_Exercise prompt_. Transcribe every entry word for word. Skip the pictures.

(Items from a data source)
════
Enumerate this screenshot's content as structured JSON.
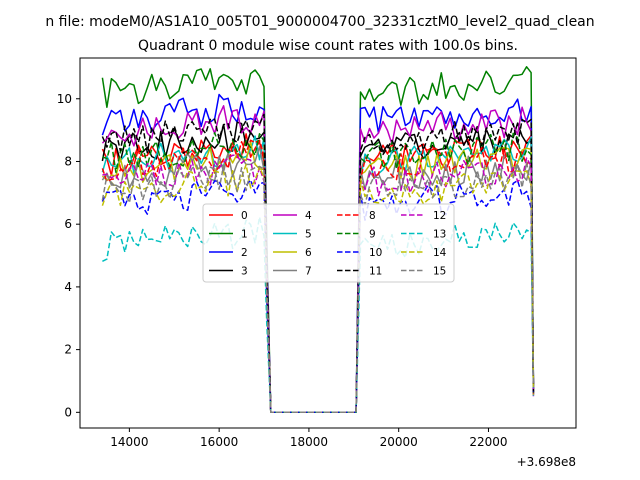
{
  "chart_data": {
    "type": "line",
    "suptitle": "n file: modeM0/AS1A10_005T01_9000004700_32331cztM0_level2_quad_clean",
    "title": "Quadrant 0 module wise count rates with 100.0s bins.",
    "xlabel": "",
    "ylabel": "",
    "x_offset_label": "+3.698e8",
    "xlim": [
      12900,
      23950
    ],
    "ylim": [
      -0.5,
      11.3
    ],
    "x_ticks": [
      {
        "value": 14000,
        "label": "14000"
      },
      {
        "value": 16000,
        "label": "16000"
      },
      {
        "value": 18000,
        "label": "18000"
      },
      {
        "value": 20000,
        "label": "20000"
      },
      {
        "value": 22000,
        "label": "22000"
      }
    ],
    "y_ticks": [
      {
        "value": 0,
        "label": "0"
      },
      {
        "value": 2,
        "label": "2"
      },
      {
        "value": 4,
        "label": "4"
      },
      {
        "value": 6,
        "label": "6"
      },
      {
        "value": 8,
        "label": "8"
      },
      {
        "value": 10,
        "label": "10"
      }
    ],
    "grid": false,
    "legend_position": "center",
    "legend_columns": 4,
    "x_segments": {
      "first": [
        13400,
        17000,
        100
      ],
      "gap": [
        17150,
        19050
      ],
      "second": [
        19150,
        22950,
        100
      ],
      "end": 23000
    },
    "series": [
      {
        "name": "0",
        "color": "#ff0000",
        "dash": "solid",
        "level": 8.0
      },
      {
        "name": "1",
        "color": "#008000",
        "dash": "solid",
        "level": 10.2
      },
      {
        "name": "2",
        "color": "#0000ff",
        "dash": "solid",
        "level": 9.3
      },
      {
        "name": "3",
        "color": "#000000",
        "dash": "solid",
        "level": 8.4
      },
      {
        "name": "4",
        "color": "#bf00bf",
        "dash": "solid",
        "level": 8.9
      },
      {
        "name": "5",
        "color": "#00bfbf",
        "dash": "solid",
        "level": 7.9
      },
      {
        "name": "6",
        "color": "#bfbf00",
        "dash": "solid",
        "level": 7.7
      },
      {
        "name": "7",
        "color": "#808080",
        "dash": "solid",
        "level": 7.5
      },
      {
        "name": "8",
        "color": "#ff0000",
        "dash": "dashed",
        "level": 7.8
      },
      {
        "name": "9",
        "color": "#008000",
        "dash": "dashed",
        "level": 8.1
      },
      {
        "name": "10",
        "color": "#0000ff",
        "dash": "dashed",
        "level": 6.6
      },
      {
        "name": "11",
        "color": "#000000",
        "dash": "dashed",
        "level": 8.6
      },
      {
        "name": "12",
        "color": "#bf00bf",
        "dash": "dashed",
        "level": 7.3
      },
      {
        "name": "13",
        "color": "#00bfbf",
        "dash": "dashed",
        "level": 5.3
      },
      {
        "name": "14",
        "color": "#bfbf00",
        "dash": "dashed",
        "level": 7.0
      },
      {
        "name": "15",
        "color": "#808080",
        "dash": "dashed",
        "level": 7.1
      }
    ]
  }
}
════
_Solution for this problem_.
Enumerate this screenshot's content as structured JSON.
{
  "chart_data": {
    "type": "line",
    "suptitle": "n file: modeM0/AS1A10_005T01_9000004700_32331cztM0_level2_quad_clean",
    "title": "Quadrant 0 module wise count rates with 100.0s bins.",
    "xlabel": "",
    "ylabel": "",
    "x_offset_label": "+3.698e8",
    "xlim": [
      12900,
      23950
    ],
    "ylim": [
      -0.5,
      11.3
    ],
    "x_ticks": [
      {
        "value": 14000,
        "label": "14000"
      },
      {
        "value": 16000,
        "label": "16000"
      },
      {
        "value": 18000,
        "label": "18000"
      },
      {
        "value": 20000,
        "label": "20000"
      },
      {
        "value": 22000,
        "label": "22000"
      }
    ],
    "y_ticks": [
      {
        "value": 0,
        "label": "0"
      },
      {
        "value": 2,
        "label": "2"
      },
      {
        "value": 4,
        "label": "4"
      },
      {
        "value": 6,
        "label": "6"
      },
      {
        "value": 8,
        "label": "8"
      },
      {
        "value": 10,
        "label": "10"
      }
    ],
    "grid": false,
    "legend_position": "center",
    "legend_columns": 4,
    "x_segments": {
      "first": [
        13400,
        17000,
        100
      ],
      "gap": [
        17150,
        19050
      ],
      "second": [
        19150,
        22950,
        100
      ],
      "end": 23000
    },
    "series": [
      {
        "name": "0",
        "color": "#ff0000",
        "dash": "solid",
        "level": 8.0
      },
      {
        "name": "1",
        "color": "#008000",
        "dash": "solid",
        "level": 10.2
      },
      {
        "name": "2",
        "color": "#0000ff",
        "dash": "solid",
        "level": 9.3
      },
      {
        "name": "3",
        "color": "#000000",
        "dash": "solid",
        "level": 8.4
      },
      {
        "name": "4",
        "color": "#bf00bf",
        "dash": "solid",
        "level": 8.9
      },
      {
        "name": "5",
        "color": "#00bfbf",
        "dash": "solid",
        "level": 7.9
      },
      {
        "name": "6",
        "color": "#bfbf00",
        "dash": "solid",
        "level": 7.7
      },
      {
        "name": "7",
        "color": "#808080",
        "dash": "solid",
        "level": 7.5
      },
      {
        "name": "8",
        "color": "#ff0000",
        "dash": "dashed",
        "level": 7.8
      },
      {
        "name": "9",
        "color": "#008000",
        "dash": "dashed",
        "level": 8.1
      },
      {
        "name": "10",
        "color": "#0000ff",
        "dash": "dashed",
        "level": 6.6
      },
      {
        "name": "11",
        "color": "#000000",
        "dash": "dashed",
        "level": 8.6
      },
      {
        "name": "12",
        "color": "#bf00bf",
        "dash": "dashed",
        "level": 7.3
      },
      {
        "name": "13",
        "color": "#00bfbf",
        "dash": "dashed",
        "level": 5.3
      },
      {
        "name": "14",
        "color": "#bfbf00",
        "dash": "dashed",
        "level": 7.0
      },
      {
        "name": "15",
        "color": "#808080",
        "dash": "dashed",
        "level": 7.1
      }
    ]
  }
}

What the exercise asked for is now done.